-- START --

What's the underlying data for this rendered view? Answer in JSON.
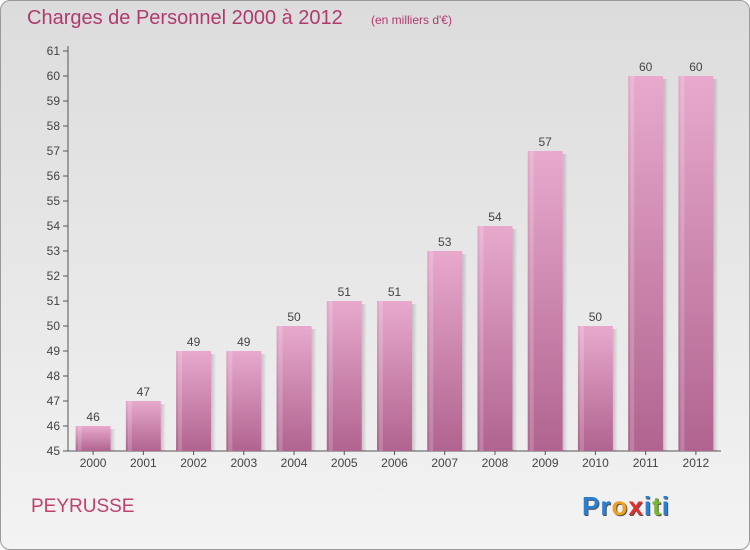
{
  "title": "Charges de Personnel 2000 à 2012",
  "subtitle": "(en milliers d'€)",
  "commune": "PEYRUSSE",
  "logo": {
    "text": "Proxiti",
    "letters": [
      {
        "char": "P",
        "color": "#2a7fd0"
      },
      {
        "char": "r",
        "color": "#2a7fd0"
      },
      {
        "char": "o",
        "color": "#f0a020"
      },
      {
        "char": "x",
        "color": "#e03030"
      },
      {
        "char": "i",
        "color": "#2a7fd0"
      },
      {
        "char": "t",
        "color": "#7ab830"
      },
      {
        "char": "i",
        "color": "#2a7fd0"
      }
    ]
  },
  "colors": {
    "bar_top": "#e8a9cd",
    "bar_bottom": "#b0648f",
    "axis": "#555555",
    "text": "#444444"
  },
  "chart_data": {
    "type": "bar",
    "title": "Charges de Personnel 2000 à 2012",
    "subtitle": "(en milliers d'€)",
    "categories": [
      "2000",
      "2001",
      "2002",
      "2003",
      "2004",
      "2005",
      "2006",
      "2007",
      "2008",
      "2009",
      "2010",
      "2011",
      "2012"
    ],
    "values": [
      46,
      47,
      49,
      49,
      50,
      51,
      51,
      53,
      54,
      57,
      50,
      60,
      60
    ],
    "ylim": [
      45,
      61
    ],
    "yticks": [
      45,
      46,
      47,
      48,
      49,
      50,
      51,
      52,
      53,
      54,
      55,
      56,
      57,
      58,
      59,
      60,
      61
    ],
    "grid": false,
    "data_labels": true
  }
}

-- END --

> _Given exercise_: Report how many lines in the records hold the word "Charges", giving the number and nothing else.

> _Answer to the problem_: 2